## Start

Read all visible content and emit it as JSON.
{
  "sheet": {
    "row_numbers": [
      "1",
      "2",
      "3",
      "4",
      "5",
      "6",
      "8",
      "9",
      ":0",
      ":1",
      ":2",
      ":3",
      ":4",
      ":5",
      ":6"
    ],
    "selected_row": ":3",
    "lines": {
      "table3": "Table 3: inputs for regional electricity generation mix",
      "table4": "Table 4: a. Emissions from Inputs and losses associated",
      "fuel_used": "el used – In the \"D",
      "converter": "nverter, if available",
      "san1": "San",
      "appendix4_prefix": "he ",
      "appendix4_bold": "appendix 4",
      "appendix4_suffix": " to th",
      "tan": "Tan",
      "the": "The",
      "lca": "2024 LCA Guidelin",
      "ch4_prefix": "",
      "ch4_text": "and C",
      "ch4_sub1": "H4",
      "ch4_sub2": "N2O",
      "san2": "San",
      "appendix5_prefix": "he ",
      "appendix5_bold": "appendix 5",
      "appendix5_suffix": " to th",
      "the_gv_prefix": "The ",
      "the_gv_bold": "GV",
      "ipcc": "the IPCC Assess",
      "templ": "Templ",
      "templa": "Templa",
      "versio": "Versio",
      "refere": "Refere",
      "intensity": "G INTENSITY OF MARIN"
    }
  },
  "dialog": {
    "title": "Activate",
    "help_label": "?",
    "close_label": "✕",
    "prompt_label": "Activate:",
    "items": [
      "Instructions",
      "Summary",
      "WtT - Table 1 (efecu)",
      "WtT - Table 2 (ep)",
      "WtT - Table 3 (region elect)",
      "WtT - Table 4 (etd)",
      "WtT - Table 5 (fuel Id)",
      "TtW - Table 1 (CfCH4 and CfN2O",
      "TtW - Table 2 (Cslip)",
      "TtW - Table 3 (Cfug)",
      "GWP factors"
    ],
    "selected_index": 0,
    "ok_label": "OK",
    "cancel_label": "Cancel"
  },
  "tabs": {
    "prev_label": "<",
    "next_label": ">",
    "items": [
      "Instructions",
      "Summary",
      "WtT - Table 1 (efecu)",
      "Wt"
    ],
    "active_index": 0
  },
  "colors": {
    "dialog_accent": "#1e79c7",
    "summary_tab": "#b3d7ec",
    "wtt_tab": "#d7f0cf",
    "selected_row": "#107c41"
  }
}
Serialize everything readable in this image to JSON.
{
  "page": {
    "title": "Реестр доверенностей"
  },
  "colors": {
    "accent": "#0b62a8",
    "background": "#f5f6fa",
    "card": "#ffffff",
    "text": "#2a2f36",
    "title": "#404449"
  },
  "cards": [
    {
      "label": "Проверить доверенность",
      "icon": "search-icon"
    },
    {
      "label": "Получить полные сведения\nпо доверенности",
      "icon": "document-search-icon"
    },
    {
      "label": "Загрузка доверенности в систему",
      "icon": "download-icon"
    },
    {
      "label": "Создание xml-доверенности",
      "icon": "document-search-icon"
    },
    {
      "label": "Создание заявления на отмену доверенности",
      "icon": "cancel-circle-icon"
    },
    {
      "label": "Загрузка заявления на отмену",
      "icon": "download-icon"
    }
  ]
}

## End

Written problem: Search the data above for the string "заявления" and return every line that has it.

The result:
      "label": "Создание заявления на отмену доверенности",
      "label": "Загрузка заявления на отмену",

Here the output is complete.